Your instructions:
Extract all lines in the data that contain the word "name".

Figure collection entries:
------
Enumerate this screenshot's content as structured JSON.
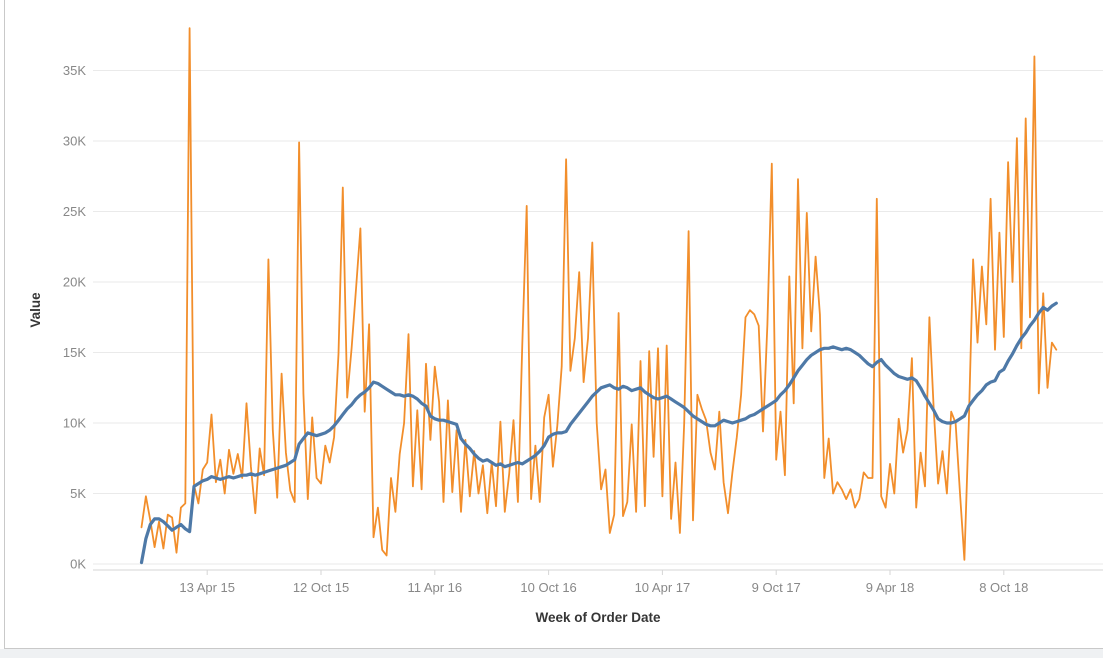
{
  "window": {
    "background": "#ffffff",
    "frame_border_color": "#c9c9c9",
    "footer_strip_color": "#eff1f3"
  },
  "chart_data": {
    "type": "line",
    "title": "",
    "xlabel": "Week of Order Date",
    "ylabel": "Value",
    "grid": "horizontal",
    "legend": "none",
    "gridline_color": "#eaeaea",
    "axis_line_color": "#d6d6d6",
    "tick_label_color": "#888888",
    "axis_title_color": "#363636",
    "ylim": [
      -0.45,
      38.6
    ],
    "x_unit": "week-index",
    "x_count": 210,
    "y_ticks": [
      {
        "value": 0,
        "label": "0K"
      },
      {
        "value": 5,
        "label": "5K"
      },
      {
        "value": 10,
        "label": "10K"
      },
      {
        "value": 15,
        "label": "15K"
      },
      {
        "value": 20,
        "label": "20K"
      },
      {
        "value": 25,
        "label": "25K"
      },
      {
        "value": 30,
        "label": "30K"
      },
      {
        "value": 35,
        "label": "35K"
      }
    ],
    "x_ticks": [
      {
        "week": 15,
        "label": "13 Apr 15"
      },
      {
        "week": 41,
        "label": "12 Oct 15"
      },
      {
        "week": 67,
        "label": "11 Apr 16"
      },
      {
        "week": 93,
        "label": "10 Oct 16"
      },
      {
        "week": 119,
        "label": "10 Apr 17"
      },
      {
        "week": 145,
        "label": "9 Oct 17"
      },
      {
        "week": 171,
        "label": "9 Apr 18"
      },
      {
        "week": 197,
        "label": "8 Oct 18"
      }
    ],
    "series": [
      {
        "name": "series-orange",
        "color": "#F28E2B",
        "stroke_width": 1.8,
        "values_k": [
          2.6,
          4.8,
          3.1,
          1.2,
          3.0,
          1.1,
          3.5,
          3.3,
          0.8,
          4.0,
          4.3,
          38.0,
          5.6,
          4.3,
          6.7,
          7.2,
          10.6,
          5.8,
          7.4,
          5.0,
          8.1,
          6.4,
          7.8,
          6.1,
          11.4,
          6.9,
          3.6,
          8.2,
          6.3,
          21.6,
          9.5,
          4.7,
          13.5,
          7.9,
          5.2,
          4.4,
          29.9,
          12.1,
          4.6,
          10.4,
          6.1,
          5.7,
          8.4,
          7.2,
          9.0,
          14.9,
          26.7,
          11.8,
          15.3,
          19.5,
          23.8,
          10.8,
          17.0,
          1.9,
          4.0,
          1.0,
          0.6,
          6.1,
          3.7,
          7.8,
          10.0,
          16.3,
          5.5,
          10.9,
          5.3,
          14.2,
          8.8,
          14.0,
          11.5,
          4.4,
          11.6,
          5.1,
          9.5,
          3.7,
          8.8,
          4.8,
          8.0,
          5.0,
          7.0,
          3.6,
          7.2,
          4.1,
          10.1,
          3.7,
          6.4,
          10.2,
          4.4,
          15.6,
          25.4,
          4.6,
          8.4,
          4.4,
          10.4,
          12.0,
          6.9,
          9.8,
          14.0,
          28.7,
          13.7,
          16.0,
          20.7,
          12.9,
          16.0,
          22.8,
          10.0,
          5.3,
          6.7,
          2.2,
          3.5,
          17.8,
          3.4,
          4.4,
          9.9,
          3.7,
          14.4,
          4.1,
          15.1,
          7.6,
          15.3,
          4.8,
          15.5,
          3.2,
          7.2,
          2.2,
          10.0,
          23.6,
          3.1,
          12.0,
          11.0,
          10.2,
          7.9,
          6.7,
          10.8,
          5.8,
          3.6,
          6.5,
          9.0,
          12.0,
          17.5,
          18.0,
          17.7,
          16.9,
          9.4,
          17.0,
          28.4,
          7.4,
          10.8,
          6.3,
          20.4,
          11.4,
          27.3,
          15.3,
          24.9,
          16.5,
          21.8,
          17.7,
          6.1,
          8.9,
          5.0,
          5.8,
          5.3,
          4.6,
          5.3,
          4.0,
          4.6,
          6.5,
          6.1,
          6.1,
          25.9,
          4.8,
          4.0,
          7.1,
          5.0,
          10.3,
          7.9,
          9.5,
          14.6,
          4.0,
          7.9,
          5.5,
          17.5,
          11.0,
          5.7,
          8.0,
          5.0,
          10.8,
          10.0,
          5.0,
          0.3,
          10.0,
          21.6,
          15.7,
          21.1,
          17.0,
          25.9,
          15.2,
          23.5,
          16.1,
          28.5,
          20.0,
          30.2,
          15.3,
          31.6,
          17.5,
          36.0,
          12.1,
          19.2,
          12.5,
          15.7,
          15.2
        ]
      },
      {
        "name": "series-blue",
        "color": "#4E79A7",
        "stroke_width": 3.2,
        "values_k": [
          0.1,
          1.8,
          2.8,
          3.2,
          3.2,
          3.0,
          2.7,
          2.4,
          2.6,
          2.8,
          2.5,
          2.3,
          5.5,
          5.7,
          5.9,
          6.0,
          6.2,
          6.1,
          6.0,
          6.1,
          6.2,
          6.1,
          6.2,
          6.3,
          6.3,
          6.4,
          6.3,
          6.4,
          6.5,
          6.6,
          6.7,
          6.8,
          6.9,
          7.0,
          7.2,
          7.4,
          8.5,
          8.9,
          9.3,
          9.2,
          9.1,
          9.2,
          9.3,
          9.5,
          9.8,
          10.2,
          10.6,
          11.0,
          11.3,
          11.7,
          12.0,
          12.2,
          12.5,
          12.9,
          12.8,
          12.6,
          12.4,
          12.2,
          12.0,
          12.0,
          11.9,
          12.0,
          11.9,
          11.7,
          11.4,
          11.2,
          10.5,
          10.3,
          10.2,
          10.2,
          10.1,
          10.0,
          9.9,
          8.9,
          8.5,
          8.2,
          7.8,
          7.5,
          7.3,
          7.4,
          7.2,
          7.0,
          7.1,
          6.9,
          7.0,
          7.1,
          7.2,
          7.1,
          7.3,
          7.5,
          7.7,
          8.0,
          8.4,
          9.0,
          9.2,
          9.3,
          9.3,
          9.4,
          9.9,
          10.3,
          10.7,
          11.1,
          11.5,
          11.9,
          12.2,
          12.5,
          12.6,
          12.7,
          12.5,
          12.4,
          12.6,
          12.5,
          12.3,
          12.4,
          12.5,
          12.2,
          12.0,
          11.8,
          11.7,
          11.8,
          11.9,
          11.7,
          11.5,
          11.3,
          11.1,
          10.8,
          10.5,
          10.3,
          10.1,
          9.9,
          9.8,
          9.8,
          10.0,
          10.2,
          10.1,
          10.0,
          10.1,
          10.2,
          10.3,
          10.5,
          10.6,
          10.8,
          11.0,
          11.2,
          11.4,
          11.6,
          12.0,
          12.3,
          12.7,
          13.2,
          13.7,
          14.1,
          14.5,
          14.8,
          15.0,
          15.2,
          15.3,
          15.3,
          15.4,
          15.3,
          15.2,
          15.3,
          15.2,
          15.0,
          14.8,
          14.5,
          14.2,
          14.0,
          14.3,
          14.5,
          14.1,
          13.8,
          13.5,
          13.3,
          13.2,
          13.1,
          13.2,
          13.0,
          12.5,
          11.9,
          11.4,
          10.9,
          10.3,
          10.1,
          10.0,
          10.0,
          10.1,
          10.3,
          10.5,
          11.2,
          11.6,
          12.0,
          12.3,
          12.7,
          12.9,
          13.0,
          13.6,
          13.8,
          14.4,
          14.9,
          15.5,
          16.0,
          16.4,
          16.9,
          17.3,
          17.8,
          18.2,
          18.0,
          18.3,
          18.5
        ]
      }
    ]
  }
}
------
Output:
        "name": "series-orange",
        "name": "series-blue",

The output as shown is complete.